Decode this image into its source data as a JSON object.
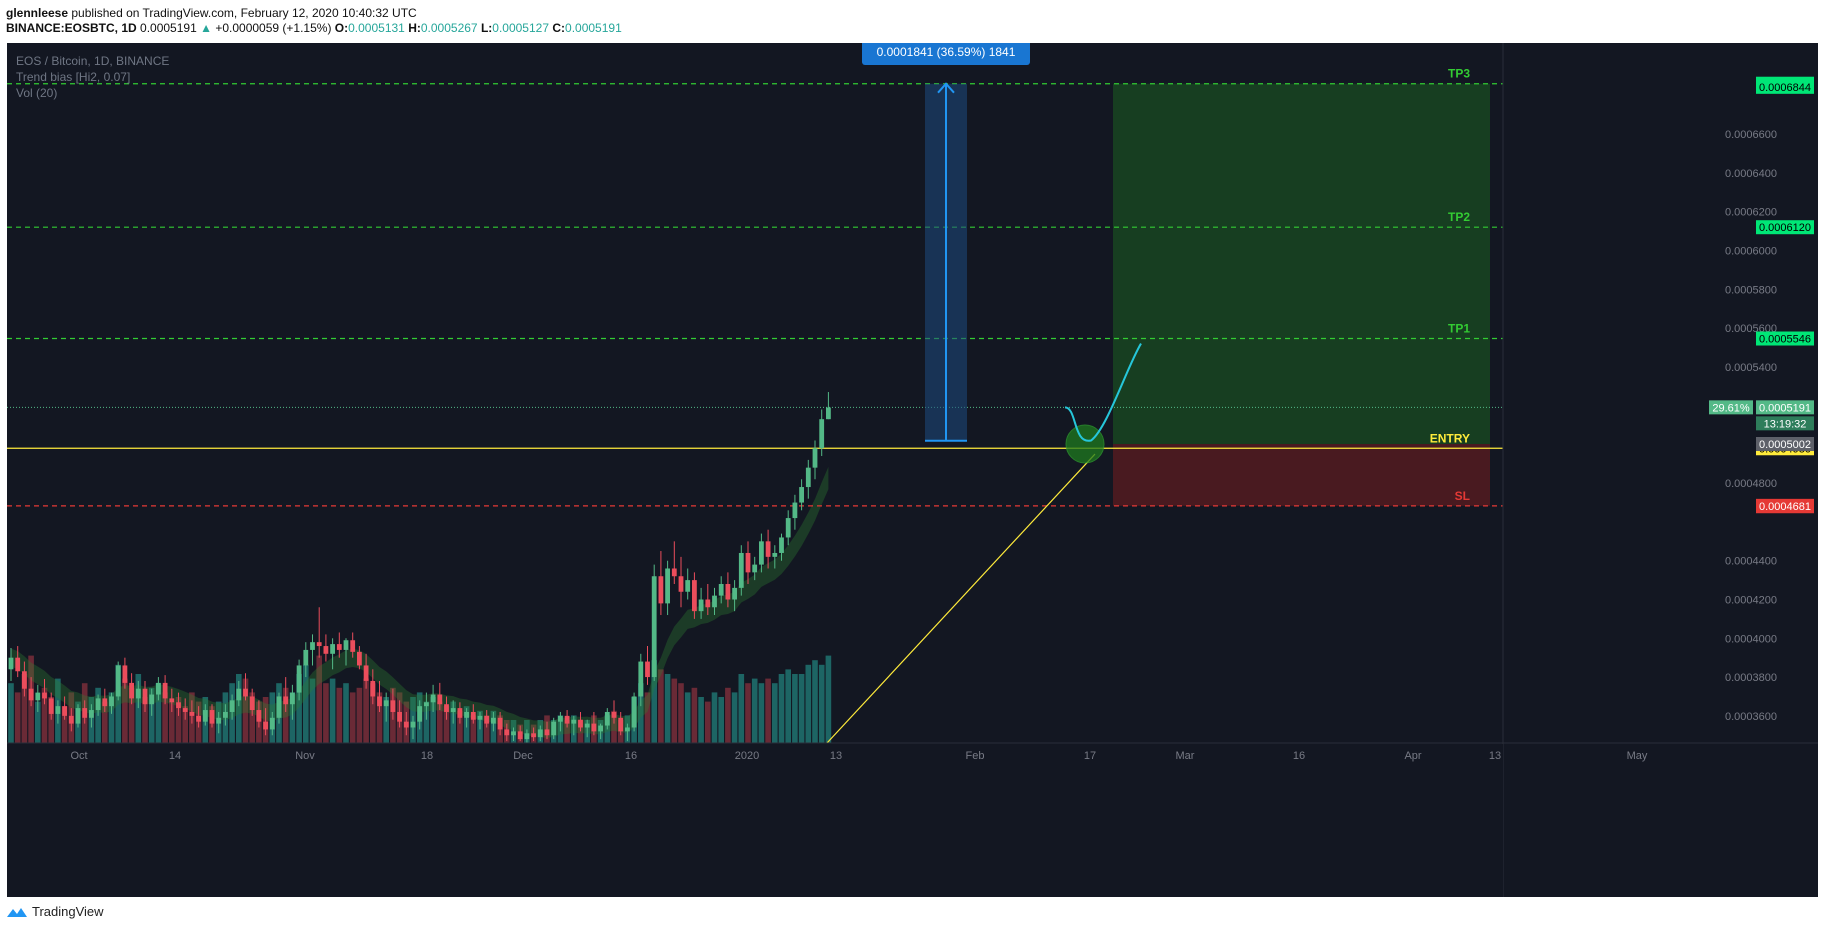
{
  "header": {
    "author": "glennleese",
    "published_text": "published on TradingView.com, February 12, 2020 10:40:32 UTC",
    "symbol": "BINANCE:EOSBTC, 1D",
    "price": "0.0005191",
    "change": "+0.0000059 (+1.15%)",
    "o_label": "O:",
    "o": "0.0005131",
    "h_label": "H:",
    "h": "0.0005267",
    "l_label": "L:",
    "l": "0.0005127",
    "c_label": "C:",
    "c": "0.0005191"
  },
  "legend": {
    "title": "EOS / Bitcoin, 1D, BINANCE",
    "indicator1": "Trend bias [Hi2, 0.07]",
    "indicator2": "Vol (20)"
  },
  "footer": {
    "brand": "TradingView"
  },
  "colors": {
    "bg": "#131722",
    "up": "#53b987",
    "down": "#eb4d5c",
    "tp": "#33cc33",
    "entry": "#ffeb3b",
    "sl": "#e53935",
    "measure": "#2196f3"
  },
  "chart_data": {
    "type": "candlestick",
    "symbol": "EOS / Bitcoin",
    "timeframe": "1D",
    "exchange": "BINANCE",
    "ylim": [
      0.000346,
      0.000707
    ],
    "y_ticks": [
      "0.0006600",
      "0.0006400",
      "0.0006200",
      "0.0006000",
      "0.0005800",
      "0.0005600",
      "0.0005400",
      "0.0004800",
      "0.0004400",
      "0.0004200",
      "0.0004000",
      "0.0003800",
      "0.0003600"
    ],
    "x_labels": [
      "Oct",
      "14",
      "Nov",
      "18",
      "Dec",
      "16",
      "2020",
      "13",
      "Feb",
      "17",
      "Mar",
      "16",
      "Apr",
      "13",
      "May"
    ],
    "levels": [
      {
        "label": "TP3",
        "value": 0.000686,
        "tag": "0.0006860"
      },
      {
        "label": "TP2",
        "value": 0.000612,
        "tag": "0.0006120"
      },
      {
        "label": "TP1",
        "value": 0.0005546,
        "tag": "0.0005546"
      },
      {
        "label": "ENTRY",
        "value": 0.000498,
        "tag": "0.0004980"
      },
      {
        "label": "SL",
        "value": 0.0004683,
        "tag": "0.0004683"
      }
    ],
    "price_tags": [
      {
        "text": "0.0006844",
        "value": 0.0006844,
        "kind": "tp"
      },
      {
        "text": "0.0005191",
        "value": 0.0005191,
        "kind": "last"
      },
      {
        "text": "0.0005002",
        "value": 0.0005002,
        "kind": "grey"
      },
      {
        "text": "0.0004681",
        "value": 0.0004681,
        "kind": "sl"
      }
    ],
    "last_percent": "29.61%",
    "countdown": "13:19:32",
    "measure_label": "0.0001841 (36.59%) 1841",
    "measure_from": 0.0005019,
    "measure_to": 0.000686,
    "candles": [
      [
        0.000384,
        0.000395,
        0.000378,
        0.00039
      ],
      [
        0.00039,
        0.000396,
        0.00038,
        0.000383
      ],
      [
        0.000383,
        0.000388,
        0.00037,
        0.000374
      ],
      [
        0.000374,
        0.00038,
        0.000365,
        0.000368
      ],
      [
        0.000368,
        0.000376,
        0.000362,
        0.000372
      ],
      [
        0.000372,
        0.000379,
        0.000366,
        0.000369
      ],
      [
        0.000369,
        0.000372,
        0.000358,
        0.000361
      ],
      [
        0.000361,
        0.000368,
        0.000356,
        0.000365
      ],
      [
        0.000365,
        0.00037,
        0.000358,
        0.00036
      ],
      [
        0.00036,
        0.000364,
        0.000352,
        0.000356
      ],
      [
        0.000356,
        0.000366,
        0.000354,
        0.000364
      ],
      [
        0.000364,
        0.000368,
        0.000356,
        0.000359
      ],
      [
        0.000359,
        0.000366,
        0.000354,
        0.000363
      ],
      [
        0.000363,
        0.000371,
        0.00036,
        0.000369
      ],
      [
        0.000369,
        0.000374,
        0.000362,
        0.000365
      ],
      [
        0.000365,
        0.000372,
        0.000361,
        0.00037
      ],
      [
        0.00037,
        0.000388,
        0.000368,
        0.000386
      ],
      [
        0.000386,
        0.00039,
        0.000374,
        0.000377
      ],
      [
        0.000377,
        0.000382,
        0.000366,
        0.000369
      ],
      [
        0.000369,
        0.000378,
        0.000364,
        0.000374
      ],
      [
        0.000374,
        0.000378,
        0.000362,
        0.000366
      ],
      [
        0.000366,
        0.000374,
        0.00036,
        0.000371
      ],
      [
        0.000371,
        0.00038,
        0.000368,
        0.000377
      ],
      [
        0.000377,
        0.000381,
        0.000366,
        0.000369
      ],
      [
        0.000369,
        0.000374,
        0.000362,
        0.000367
      ],
      [
        0.000367,
        0.000372,
        0.00036,
        0.000364
      ],
      [
        0.000364,
        0.000369,
        0.000358,
        0.000362
      ],
      [
        0.000362,
        0.000368,
        0.000356,
        0.00036
      ],
      [
        0.00036,
        0.000365,
        0.000354,
        0.000357
      ],
      [
        0.000357,
        0.000366,
        0.000355,
        0.000363
      ],
      [
        0.000363,
        0.000366,
        0.000354,
        0.000356
      ],
      [
        0.000356,
        0.000362,
        0.000351,
        0.000359
      ],
      [
        0.000359,
        0.000366,
        0.000355,
        0.000362
      ],
      [
        0.000362,
        0.000371,
        0.000358,
        0.000368
      ],
      [
        0.000368,
        0.000378,
        0.000365,
        0.000374
      ],
      [
        0.000374,
        0.000382,
        0.000368,
        0.00037
      ],
      [
        0.00037,
        0.000374,
        0.00036,
        0.000363
      ],
      [
        0.000363,
        0.000368,
        0.000354,
        0.000357
      ],
      [
        0.000357,
        0.000364,
        0.00035,
        0.000353
      ],
      [
        0.000353,
        0.000362,
        0.00035,
        0.000359
      ],
      [
        0.000359,
        0.000372,
        0.000356,
        0.00037
      ],
      [
        0.00037,
        0.00038,
        0.000362,
        0.000366
      ],
      [
        0.000366,
        0.000376,
        0.000358,
        0.000372
      ],
      [
        0.000372,
        0.000389,
        0.000368,
        0.000386
      ],
      [
        0.000386,
        0.000398,
        0.00038,
        0.000394
      ],
      [
        0.000394,
        0.000402,
        0.000386,
        0.000398
      ],
      [
        0.000398,
        0.000416,
        0.00039,
        0.000396
      ],
      [
        0.000396,
        0.000402,
        0.000388,
        0.000392
      ],
      [
        0.000392,
        0.0004,
        0.000384,
        0.000397
      ],
      [
        0.000397,
        0.000403,
        0.00039,
        0.000394
      ],
      [
        0.000394,
        0.0004,
        0.000386,
        0.000399
      ],
      [
        0.000399,
        0.000403,
        0.00039,
        0.000393
      ],
      [
        0.000393,
        0.000396,
        0.000384,
        0.000386
      ],
      [
        0.000386,
        0.000392,
        0.000374,
        0.000378
      ],
      [
        0.000378,
        0.000384,
        0.000366,
        0.00037
      ],
      [
        0.00037,
        0.000378,
        0.000362,
        0.000365
      ],
      [
        0.000365,
        0.000372,
        0.000357,
        0.000368
      ],
      [
        0.000368,
        0.000374,
        0.000358,
        0.000362
      ],
      [
        0.000362,
        0.000368,
        0.000354,
        0.000357
      ],
      [
        0.000357,
        0.000362,
        0.00035,
        0.000354
      ],
      [
        0.000354,
        0.00036,
        0.000348,
        0.000357
      ],
      [
        0.000357,
        0.000368,
        0.000353,
        0.000365
      ],
      [
        0.000365,
        0.000372,
        0.000358,
        0.000367
      ],
      [
        0.000367,
        0.000376,
        0.000362,
        0.000371
      ],
      [
        0.000371,
        0.000377,
        0.000363,
        0.000366
      ],
      [
        0.000366,
        0.00037,
        0.000358,
        0.000362
      ],
      [
        0.000362,
        0.000368,
        0.000356,
        0.000364
      ],
      [
        0.000364,
        0.000367,
        0.000356,
        0.000359
      ],
      [
        0.000359,
        0.000364,
        0.000354,
        0.000362
      ],
      [
        0.000362,
        0.000366,
        0.000356,
        0.000358
      ],
      [
        0.000358,
        0.000362,
        0.000353,
        0.00036
      ],
      [
        0.00036,
        0.000363,
        0.000354,
        0.000356
      ],
      [
        0.000356,
        0.000362,
        0.000352,
        0.000359
      ],
      [
        0.000359,
        0.000362,
        0.00035,
        0.000353
      ],
      [
        0.000353,
        0.000356,
        0.000347,
        0.00035
      ],
      [
        0.00035,
        0.000354,
        0.000347,
        0.000352
      ],
      [
        0.000352,
        0.000355,
        0.000347,
        0.000348
      ],
      [
        0.000348,
        0.000353,
        0.000346,
        0.000351
      ],
      [
        0.000351,
        0.000354,
        0.000347,
        0.000349
      ],
      [
        0.000349,
        0.000355,
        0.000347,
        0.000353
      ],
      [
        0.000353,
        0.000357,
        0.000348,
        0.00035
      ],
      [
        0.00035,
        0.000359,
        0.000348,
        0.000357
      ],
      [
        0.000357,
        0.000362,
        0.000352,
        0.00036
      ],
      [
        0.00036,
        0.000363,
        0.000354,
        0.000356
      ],
      [
        0.000356,
        0.00036,
        0.00035,
        0.000358
      ],
      [
        0.000358,
        0.000362,
        0.000352,
        0.000354
      ],
      [
        0.000354,
        0.000358,
        0.000349,
        0.000356
      ],
      [
        0.000356,
        0.000362,
        0.00035,
        0.000352
      ],
      [
        0.000352,
        0.000356,
        0.000348,
        0.000355
      ],
      [
        0.000355,
        0.000364,
        0.000353,
        0.000362
      ],
      [
        0.000362,
        0.000368,
        0.000356,
        0.000359
      ],
      [
        0.000359,
        0.000362,
        0.00035,
        0.000352
      ],
      [
        0.000352,
        0.000356,
        0.000347,
        0.000354
      ],
      [
        0.000354,
        0.000372,
        0.000352,
        0.00037
      ],
      [
        0.00037,
        0.000392,
        0.000365,
        0.000388
      ],
      [
        0.000388,
        0.000396,
        0.000376,
        0.00038
      ],
      [
        0.00038,
        0.000438,
        0.000378,
        0.000432
      ],
      [
        0.000432,
        0.000445,
        0.000412,
        0.000418
      ],
      [
        0.000418,
        0.00044,
        0.000412,
        0.000436
      ],
      [
        0.000436,
        0.00045,
        0.000428,
        0.000432
      ],
      [
        0.000432,
        0.000442,
        0.000416,
        0.000424
      ],
      [
        0.000424,
        0.000436,
        0.00042,
        0.00043
      ],
      [
        0.00043,
        0.000434,
        0.00041,
        0.000414
      ],
      [
        0.000414,
        0.000426,
        0.00041,
        0.00042
      ],
      [
        0.00042,
        0.000428,
        0.000412,
        0.000416
      ],
      [
        0.000416,
        0.000426,
        0.000412,
        0.000422
      ],
      [
        0.000422,
        0.000432,
        0.000418,
        0.000428
      ],
      [
        0.000428,
        0.000434,
        0.000416,
        0.00042
      ],
      [
        0.00042,
        0.00043,
        0.000414,
        0.000426
      ],
      [
        0.000426,
        0.000448,
        0.000422,
        0.000444
      ],
      [
        0.000444,
        0.00045,
        0.000428,
        0.000434
      ],
      [
        0.000434,
        0.000442,
        0.00043,
        0.000438
      ],
      [
        0.000438,
        0.000454,
        0.000434,
        0.00045
      ],
      [
        0.00045,
        0.000456,
        0.000436,
        0.000442
      ],
      [
        0.000442,
        0.000448,
        0.000436,
        0.000444
      ],
      [
        0.000444,
        0.000454,
        0.00044,
        0.000452
      ],
      [
        0.000452,
        0.000466,
        0.000448,
        0.000462
      ],
      [
        0.000462,
        0.000474,
        0.000456,
        0.00047
      ],
      [
        0.00047,
        0.000482,
        0.000466,
        0.000478
      ],
      [
        0.000478,
        0.000492,
        0.000472,
        0.000488
      ],
      [
        0.000488,
        0.000502,
        0.000482,
        0.000498
      ],
      [
        0.000498,
        0.000518,
        0.000494,
        0.000513
      ],
      [
        0.000513,
        0.000527,
        0.000513,
        0.000519
      ]
    ],
    "volume": [
      0.26,
      0.22,
      0.3,
      0.38,
      0.18,
      0.24,
      0.2,
      0.28,
      0.16,
      0.22,
      0.18,
      0.26,
      0.2,
      0.24,
      0.18,
      0.22,
      0.34,
      0.28,
      0.24,
      0.3,
      0.2,
      0.24,
      0.26,
      0.22,
      0.18,
      0.2,
      0.16,
      0.22,
      0.18,
      0.2,
      0.16,
      0.18,
      0.22,
      0.26,
      0.3,
      0.28,
      0.22,
      0.18,
      0.2,
      0.22,
      0.26,
      0.24,
      0.22,
      0.3,
      0.34,
      0.28,
      0.38,
      0.26,
      0.28,
      0.24,
      0.26,
      0.22,
      0.24,
      0.28,
      0.26,
      0.22,
      0.2,
      0.24,
      0.22,
      0.18,
      0.2,
      0.22,
      0.18,
      0.2,
      0.18,
      0.16,
      0.18,
      0.14,
      0.16,
      0.12,
      0.14,
      0.12,
      0.14,
      0.12,
      0.1,
      0.1,
      0.08,
      0.1,
      0.08,
      0.1,
      0.12,
      0.1,
      0.12,
      0.1,
      0.12,
      0.1,
      0.1,
      0.12,
      0.1,
      0.12,
      0.14,
      0.1,
      0.12,
      0.2,
      0.26,
      0.22,
      0.36,
      0.32,
      0.3,
      0.28,
      0.26,
      0.22,
      0.24,
      0.2,
      0.18,
      0.22,
      0.2,
      0.24,
      0.22,
      0.3,
      0.26,
      0.28,
      0.26,
      0.28,
      0.26,
      0.3,
      0.32,
      0.3,
      0.3,
      0.34,
      0.36,
      0.34,
      0.38
    ]
  }
}
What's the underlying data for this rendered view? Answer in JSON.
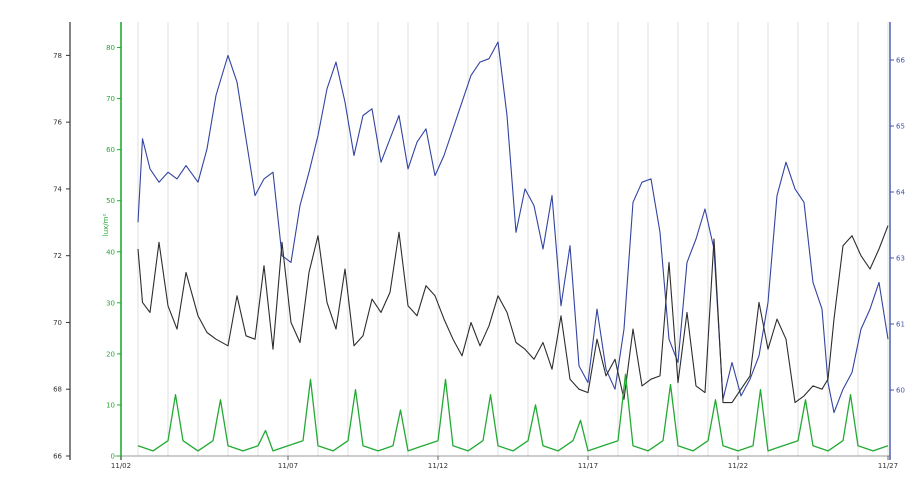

* * *

# [What to work on]
Look through the listing and extract every line with "BINANCE" in it.

# [In response]
    "symbol": "BINANCE:EOSBTC, 1D",
    "title": "EOS / Bitcoin, 1D, BINANCE",
    "exchange": "BINANCE",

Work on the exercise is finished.